### WRITTEN TASK
Search the records for the word "label" and pick out every line that has it.

### INPUT MATERIAL
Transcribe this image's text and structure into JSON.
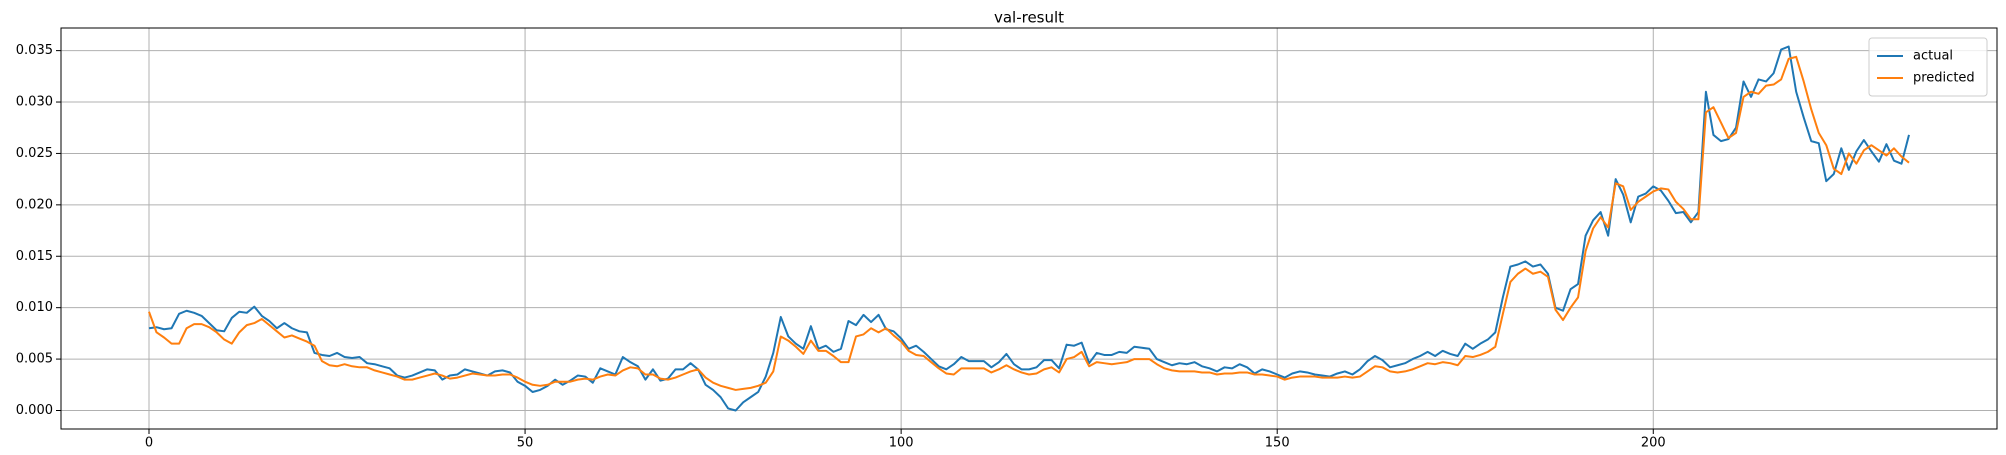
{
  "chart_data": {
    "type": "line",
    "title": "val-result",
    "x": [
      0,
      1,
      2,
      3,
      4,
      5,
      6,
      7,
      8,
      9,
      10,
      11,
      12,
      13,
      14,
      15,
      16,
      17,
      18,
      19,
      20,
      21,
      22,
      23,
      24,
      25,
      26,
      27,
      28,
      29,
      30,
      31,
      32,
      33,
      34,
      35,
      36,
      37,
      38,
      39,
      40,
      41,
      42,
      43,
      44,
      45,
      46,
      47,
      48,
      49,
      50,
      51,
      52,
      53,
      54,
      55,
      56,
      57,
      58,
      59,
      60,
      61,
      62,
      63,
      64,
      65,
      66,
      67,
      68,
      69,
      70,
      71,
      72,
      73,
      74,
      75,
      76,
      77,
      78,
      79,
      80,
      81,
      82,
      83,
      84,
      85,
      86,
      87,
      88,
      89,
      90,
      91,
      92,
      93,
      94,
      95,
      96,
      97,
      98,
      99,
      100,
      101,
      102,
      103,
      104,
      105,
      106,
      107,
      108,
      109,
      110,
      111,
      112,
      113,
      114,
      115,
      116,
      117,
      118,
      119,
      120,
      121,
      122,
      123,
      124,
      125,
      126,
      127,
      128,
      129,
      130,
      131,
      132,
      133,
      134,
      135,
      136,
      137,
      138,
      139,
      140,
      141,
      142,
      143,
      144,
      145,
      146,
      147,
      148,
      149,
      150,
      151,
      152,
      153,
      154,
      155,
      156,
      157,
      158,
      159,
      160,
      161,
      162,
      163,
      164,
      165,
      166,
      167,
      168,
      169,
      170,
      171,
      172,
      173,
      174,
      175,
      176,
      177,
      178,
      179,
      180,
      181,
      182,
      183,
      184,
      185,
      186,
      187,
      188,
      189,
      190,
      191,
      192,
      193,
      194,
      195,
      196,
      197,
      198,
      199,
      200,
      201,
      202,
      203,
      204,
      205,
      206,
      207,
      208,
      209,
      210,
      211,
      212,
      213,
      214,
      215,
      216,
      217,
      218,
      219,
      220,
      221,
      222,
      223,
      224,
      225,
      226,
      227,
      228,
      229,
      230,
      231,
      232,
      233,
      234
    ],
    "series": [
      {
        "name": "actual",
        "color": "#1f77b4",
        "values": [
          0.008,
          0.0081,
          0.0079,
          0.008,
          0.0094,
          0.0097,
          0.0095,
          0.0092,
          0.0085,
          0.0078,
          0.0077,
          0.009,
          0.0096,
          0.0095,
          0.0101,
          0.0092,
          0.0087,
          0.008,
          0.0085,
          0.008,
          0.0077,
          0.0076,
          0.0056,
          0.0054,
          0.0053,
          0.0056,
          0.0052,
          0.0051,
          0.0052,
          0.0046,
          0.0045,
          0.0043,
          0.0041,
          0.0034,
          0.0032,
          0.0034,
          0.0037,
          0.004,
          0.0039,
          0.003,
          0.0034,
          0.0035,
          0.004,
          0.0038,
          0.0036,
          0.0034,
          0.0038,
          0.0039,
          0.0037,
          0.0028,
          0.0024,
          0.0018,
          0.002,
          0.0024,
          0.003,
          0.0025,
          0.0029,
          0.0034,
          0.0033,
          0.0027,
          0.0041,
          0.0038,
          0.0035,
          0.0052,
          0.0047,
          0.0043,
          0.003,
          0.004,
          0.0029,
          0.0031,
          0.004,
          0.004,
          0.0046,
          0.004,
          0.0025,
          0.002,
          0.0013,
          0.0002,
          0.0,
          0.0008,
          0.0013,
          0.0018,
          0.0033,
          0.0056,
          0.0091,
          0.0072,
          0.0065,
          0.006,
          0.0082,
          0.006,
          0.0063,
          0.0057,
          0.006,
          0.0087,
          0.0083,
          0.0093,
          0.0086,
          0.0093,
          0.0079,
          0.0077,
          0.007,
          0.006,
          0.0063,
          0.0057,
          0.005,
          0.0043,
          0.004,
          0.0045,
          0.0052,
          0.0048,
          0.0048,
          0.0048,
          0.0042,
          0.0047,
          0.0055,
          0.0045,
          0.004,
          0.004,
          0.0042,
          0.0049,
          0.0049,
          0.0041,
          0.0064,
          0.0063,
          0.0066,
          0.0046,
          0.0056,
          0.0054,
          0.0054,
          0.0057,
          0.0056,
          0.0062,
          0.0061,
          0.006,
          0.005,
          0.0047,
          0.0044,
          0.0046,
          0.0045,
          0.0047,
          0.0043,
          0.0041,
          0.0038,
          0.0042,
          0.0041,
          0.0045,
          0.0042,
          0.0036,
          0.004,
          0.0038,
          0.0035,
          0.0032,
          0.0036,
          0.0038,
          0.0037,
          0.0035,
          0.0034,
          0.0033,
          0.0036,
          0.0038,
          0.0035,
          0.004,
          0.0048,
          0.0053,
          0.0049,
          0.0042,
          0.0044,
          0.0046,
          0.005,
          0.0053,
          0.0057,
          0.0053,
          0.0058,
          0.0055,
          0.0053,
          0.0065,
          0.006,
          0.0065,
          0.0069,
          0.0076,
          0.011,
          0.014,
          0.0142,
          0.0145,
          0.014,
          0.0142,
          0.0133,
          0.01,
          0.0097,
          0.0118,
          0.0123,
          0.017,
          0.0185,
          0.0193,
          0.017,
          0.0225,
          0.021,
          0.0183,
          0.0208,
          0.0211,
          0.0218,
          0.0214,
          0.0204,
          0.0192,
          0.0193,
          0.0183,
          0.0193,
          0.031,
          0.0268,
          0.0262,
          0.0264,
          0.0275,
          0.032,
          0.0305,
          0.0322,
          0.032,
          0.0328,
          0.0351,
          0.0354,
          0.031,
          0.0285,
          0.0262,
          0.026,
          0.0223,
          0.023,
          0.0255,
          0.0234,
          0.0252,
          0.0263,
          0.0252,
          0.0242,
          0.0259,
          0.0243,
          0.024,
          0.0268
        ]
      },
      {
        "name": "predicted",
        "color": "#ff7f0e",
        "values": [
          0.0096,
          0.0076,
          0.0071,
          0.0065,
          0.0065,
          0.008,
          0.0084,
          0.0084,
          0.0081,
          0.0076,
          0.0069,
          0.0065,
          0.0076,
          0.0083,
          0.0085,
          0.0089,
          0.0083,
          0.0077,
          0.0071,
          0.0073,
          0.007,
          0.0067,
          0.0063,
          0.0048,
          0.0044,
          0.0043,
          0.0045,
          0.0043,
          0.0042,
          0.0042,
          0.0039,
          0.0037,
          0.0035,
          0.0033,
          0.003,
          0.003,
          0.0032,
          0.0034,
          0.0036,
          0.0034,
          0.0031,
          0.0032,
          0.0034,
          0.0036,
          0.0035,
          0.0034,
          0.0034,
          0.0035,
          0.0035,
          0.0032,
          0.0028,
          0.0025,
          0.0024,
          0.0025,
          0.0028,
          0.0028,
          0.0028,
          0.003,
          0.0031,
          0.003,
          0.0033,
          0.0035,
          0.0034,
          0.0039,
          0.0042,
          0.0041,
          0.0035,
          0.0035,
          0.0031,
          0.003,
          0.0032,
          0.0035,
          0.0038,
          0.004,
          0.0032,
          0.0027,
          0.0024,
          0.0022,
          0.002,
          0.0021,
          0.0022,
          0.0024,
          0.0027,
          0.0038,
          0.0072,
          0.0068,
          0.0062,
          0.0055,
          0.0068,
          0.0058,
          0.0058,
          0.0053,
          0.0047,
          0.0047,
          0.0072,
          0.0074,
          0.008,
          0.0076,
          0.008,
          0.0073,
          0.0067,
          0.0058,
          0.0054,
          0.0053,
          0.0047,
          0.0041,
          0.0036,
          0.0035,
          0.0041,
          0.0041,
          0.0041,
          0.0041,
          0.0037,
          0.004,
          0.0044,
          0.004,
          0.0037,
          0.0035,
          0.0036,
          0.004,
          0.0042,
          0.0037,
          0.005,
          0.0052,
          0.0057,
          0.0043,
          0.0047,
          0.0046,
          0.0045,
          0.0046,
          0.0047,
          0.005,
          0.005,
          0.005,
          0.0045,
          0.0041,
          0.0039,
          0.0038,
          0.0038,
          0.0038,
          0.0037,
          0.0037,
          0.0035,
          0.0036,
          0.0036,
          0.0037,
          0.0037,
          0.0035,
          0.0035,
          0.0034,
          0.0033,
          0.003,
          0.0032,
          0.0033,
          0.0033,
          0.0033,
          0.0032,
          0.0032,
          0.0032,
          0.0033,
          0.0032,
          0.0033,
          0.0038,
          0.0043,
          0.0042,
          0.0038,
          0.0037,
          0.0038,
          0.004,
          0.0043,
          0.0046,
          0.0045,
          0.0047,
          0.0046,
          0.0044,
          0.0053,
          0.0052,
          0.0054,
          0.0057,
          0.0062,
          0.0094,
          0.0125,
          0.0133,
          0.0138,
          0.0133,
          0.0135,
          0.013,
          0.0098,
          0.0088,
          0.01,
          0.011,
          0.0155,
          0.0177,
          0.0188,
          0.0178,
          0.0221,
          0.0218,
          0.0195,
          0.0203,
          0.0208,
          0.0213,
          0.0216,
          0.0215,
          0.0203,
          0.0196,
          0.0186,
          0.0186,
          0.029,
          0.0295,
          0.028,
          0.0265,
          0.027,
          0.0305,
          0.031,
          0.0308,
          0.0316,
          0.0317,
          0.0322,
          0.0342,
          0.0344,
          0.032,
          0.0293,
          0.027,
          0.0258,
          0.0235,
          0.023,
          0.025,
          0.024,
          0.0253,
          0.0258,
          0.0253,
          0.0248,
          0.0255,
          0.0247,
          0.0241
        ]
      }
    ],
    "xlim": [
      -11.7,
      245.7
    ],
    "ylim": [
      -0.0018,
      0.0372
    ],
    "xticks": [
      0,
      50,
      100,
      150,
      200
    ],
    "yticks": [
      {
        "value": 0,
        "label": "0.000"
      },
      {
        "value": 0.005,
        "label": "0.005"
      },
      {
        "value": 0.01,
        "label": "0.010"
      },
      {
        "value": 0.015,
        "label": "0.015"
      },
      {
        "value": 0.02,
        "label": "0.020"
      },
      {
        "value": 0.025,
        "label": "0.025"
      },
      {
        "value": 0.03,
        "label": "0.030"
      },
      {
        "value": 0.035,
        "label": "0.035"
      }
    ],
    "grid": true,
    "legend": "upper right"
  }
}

### TASK ANSWER
        "label": "0.000"
        "label": "0.005"
        "label": "0.010"
        "label": "0.015"
        "label": "0.020"
        "label": "0.025"
        "label": "0.030"
        "label": "0.035"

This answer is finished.